EXERCISE:
Reproduce all of the data word for word.

Recorded data
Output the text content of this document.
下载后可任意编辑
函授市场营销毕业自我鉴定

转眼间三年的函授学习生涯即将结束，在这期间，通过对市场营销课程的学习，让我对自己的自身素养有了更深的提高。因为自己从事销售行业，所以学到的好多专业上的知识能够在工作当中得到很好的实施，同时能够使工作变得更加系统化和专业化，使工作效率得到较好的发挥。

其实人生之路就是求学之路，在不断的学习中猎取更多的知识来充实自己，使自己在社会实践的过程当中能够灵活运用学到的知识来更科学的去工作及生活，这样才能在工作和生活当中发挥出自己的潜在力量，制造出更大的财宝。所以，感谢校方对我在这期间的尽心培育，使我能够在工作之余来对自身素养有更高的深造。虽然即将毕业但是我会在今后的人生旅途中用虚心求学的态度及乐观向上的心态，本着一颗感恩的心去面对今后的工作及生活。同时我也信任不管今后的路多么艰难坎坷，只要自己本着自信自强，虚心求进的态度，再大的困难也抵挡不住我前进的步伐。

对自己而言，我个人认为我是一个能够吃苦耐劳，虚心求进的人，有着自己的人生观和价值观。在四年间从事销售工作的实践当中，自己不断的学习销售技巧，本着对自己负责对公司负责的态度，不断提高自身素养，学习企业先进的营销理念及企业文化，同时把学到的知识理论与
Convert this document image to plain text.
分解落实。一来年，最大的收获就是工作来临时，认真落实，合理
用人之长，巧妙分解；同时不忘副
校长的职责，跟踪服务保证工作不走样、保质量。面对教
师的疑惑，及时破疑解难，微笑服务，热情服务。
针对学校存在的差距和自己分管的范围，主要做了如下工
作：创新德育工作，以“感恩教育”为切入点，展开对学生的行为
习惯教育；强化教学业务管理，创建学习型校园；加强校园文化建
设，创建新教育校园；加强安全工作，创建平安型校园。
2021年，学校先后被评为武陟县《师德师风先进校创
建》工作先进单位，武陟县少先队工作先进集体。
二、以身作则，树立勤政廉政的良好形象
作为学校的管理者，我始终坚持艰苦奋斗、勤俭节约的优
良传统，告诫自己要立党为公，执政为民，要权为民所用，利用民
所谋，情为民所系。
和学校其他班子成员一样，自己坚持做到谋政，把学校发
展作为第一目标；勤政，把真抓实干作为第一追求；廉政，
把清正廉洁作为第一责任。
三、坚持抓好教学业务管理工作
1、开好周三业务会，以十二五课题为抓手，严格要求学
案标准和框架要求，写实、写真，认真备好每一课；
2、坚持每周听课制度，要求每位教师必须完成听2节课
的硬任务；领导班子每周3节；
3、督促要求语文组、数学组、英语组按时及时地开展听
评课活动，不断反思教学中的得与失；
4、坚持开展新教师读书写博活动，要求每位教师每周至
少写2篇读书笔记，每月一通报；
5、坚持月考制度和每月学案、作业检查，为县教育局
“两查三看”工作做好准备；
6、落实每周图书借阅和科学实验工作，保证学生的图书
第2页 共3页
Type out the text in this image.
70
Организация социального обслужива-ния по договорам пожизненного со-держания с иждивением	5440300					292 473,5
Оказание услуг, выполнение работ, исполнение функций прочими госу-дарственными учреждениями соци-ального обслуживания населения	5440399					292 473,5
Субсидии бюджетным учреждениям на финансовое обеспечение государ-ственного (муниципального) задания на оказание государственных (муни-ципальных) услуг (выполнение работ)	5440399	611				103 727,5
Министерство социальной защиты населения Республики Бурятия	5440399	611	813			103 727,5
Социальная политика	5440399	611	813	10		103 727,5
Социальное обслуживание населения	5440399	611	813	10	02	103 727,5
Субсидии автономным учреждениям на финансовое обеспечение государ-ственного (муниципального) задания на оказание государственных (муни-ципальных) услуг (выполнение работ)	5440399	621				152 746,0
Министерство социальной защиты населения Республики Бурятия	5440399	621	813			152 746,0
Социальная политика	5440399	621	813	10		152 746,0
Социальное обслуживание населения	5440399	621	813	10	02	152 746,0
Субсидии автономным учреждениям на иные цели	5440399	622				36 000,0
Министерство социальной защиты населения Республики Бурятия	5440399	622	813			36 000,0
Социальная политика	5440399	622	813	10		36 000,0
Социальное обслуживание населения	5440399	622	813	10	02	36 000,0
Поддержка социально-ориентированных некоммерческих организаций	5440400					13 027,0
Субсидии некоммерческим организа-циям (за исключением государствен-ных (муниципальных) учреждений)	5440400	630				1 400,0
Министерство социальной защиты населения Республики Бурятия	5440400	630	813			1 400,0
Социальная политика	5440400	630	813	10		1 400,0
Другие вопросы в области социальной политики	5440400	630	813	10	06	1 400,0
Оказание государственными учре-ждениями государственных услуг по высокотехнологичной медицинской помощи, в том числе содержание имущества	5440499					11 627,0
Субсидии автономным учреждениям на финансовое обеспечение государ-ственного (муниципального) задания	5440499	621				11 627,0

EXERCISE OUTPUT:
Output the text content of this document.
下载后可任意编辑
函授市场营销毕业自我鉴定

转眼间三年的函授学习生涯即将结束，在这期间，通过对市场营销课程的学习，让我对自己的自身素养有了更深的提高。因为自己从事销售行业，所以学到的好多专业上的知识能够在工作当中得到很好的实施，同时能够使工作变得更加系统化和专业化，使工作效率得到较好的发挥。

其实人生之路就是求学之路，在不断的学习中猎取更多的知识来充实自己，使自己在社会实践的过程当中能够灵活运用学到的知识来更科学的去工作及生活，这样才能在工作和生活当中发挥出自己的潜在力量，制造出更大的财宝。所以，感谢校方对我在这期间的尽心培育，使我能够在工作之余来对自身素养有更高的深造。虽然即将毕业但是我会在今后的人生旅途中用虚心求学的态度及乐观向上的心态，本着一颗感恩的心去面对今后的工作及生活。同时我也信任不管今后的路多么艰难坎坷，只要自己本着自信自强，虚心求进的态度，再大的困难也抵挡不住我前进的步伐。

对自己而言，我个人认为我是一个能够吃苦耐劳，虚心求进的人，有着自己的人生观和价值观。在四年间从事销售工作的实践当中，自己不断的学习销售技巧，本着对自己负责对公司负责的态度，不断提高自身素养，学习企业先进的营销理念及企业文化，同时把学到的知识理论与
Convert this document image to plain text.
分解落实。一来年，最大的收获就是工作来临时，认真落实，合理
用人之长，巧妙分解；同时不忘副
校长的职责，跟踪服务保证工作不走样、保质量。面对教
师的疑惑，及时破疑解难，微笑服务，热情服务。
针对学校存在的差距和自己分管的范围，主要做了如下工
作：创新德育工作，以“感恩教育”为切入点，展开对学生的行为
习惯教育；强化教学业务管理，创建学习型校园；加强校园文化建
设，创建新教育校园；加强安全工作，创建平安型校园。
2021年，学校先后被评为武陟县《师德师风先进校创
建》工作先进单位，武陟县少先队工作先进集体。
二、以身作则，树立勤政廉政的良好形象
作为学校的管理者，我始终坚持艰苦奋斗、勤俭节约的优
良传统，告诫自己要立党为公，执政为民，要权为民所用，利用民
所谋，情为民所系。
和学校其他班子成员一样，自己坚持做到谋政，把学校发
展作为第一目标；勤政，把真抓实干作为第一追求；廉政，
把清正廉洁作为第一责任。
三、坚持抓好教学业务管理工作
1、开好周三业务会，以十二五课题为抓手，严格要求学
案标准和框架要求，写实、写真，认真备好每一课；
2、坚持每周听课制度，要求每位教师必须完成听2节课
的硬任务；领导班子每周3节；
3、督促要求语文组、数学组、英语组按时及时地开展听
评课活动，不断反思教学中的得与失；
4、坚持开展新教师读书写博活动，要求每位教师每周至
少写2篇读书笔记，每月一通报；
5、坚持月考制度和每月学案、作业检查，为县教育局
“两查三看”工作做好准备；
6、落实每周图书借阅和科学实验工作，保证学生的图书
第2页 共3页
Type out the text in this image.
70
Организация социального обслужива-ния по договорам пожизненного со-держания с иждивением	5440300					292 473,5
Оказание услуг, выполнение работ, исполнение функций прочими госу-дарственными учреждениями соци-ального обслуживания населения	5440399					292 473,5
Субсидии бюджетным учреждениям на финансовое обеспечение государ-ственного (муниципального) задания на оказание государственных (муни-ципальных) услуг (выполнение работ)	5440399	611				103 727,5
Министерство социальной защиты населения Республики Бурятия	5440399	611	813			103 727,5
Социальная политика	5440399	611	813	10		103 727,5
Социальное обслуживание населения	5440399	611	813	10	02	103 727,5
Субсидии автономным учреждениям на финансовое обеспечение государ-ственного (муниципального) задания на оказание государственных (муни-ципальных) услуг (выполнение работ)	5440399	621				152 746,0
Министерство социальной защиты населения Республики Бурятия	5440399	621	813			152 746,0
Социальная политика	5440399	621	813	10		152 746,0
Социальное обслуживание населения	5440399	621	813	10	02	152 746,0
Субсидии автономным учреждениям на иные цели	5440399	622				36 000,0
Министерство социальной защиты населения Республики Бурятия	5440399	622	813			36 000,0
Социальная политика	5440399	622	813	10		36 000,0
Социальное обслуживание населения	5440399	622	813	10	02	36 000,0
Поддержка социально-ориентированных некоммерческих организаций	5440400					13 027,0
Субсидии некоммерческим организа-циям (за исключением государствен-ных (муниципальных) учреждений)	5440400	630				1 400,0
Министерство социальной защиты населения Республики Бурятия	5440400	630	813			1 400,0
Социальная политика	5440400	630	813	10		1 400,0
Другие вопросы в области социальной политики	5440400	630	813	10	06	1 400,0
Оказание государственными учре-ждениями государственных услуг по высокотехнологичной медицинской помощи, в том числе содержание имущества	5440499					11 627,0
Субсидии автономным учреждениям на финансовое обеспечение государ-ственного (муниципального) задания	5440499	621				11 627,0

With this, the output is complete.